**TASK GOAL:**
Exclude the pictures and return every line exactly as written.

Records that describe figures
>>>

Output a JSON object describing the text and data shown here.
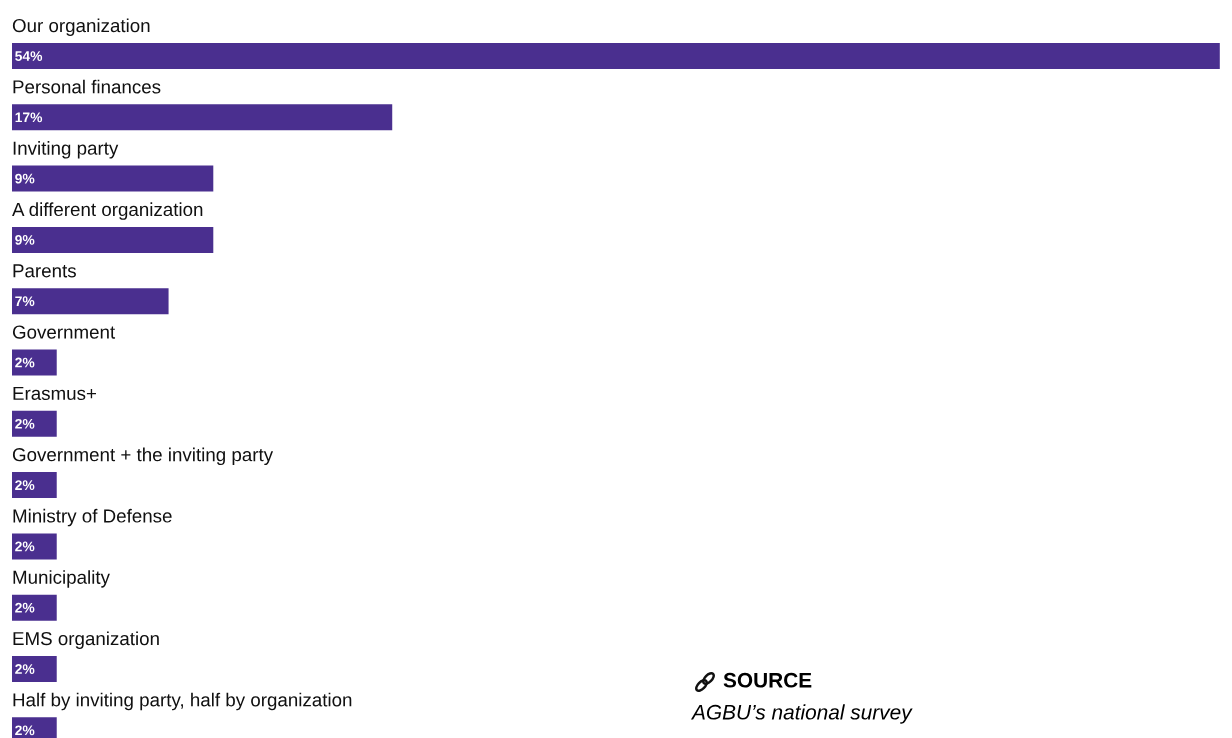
{
  "chart_data": {
    "type": "bar",
    "orientation": "horizontal",
    "color": "#4a2f8f",
    "categories": [
      "Our organization",
      "Personal finances",
      "Inviting party",
      "A different organization",
      "Parents",
      "Government",
      "Erasmus+",
      "Government + the inviting party",
      "Ministry of Defense",
      "Municipality",
      "EMS organization",
      "Half by inviting party, half by organization"
    ],
    "values": [
      54,
      17,
      9,
      9,
      7,
      2,
      2,
      2,
      2,
      2,
      2,
      2
    ],
    "value_labels": [
      "54%",
      "17%",
      "9%",
      "9%",
      "7%",
      "2%",
      "2%",
      "2%",
      "2%",
      "2%",
      "2%",
      "2%"
    ],
    "annotations": [
      "SOURCE",
      "AGBU’s national survey"
    ]
  }
}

<<<

**PROBLEM SOLUTION:**
Output a JSON object describing the text and data shown here.
{
  "chart_data": {
    "type": "bar",
    "orientation": "horizontal",
    "color": "#4a2f8f",
    "categories": [
      "Our organization",
      "Personal finances",
      "Inviting party",
      "A different organization",
      "Parents",
      "Government",
      "Erasmus+",
      "Government + the inviting party",
      "Ministry of Defense",
      "Municipality",
      "EMS organization",
      "Half by inviting party, half by organization"
    ],
    "values": [
      54,
      17,
      9,
      9,
      7,
      2,
      2,
      2,
      2,
      2,
      2,
      2
    ],
    "value_labels": [
      "54%",
      "17%",
      "9%",
      "9%",
      "7%",
      "2%",
      "2%",
      "2%",
      "2%",
      "2%",
      "2%",
      "2%"
    ],
    "annotations": [
      "SOURCE",
      "AGBU’s national survey"
    ]
  }
}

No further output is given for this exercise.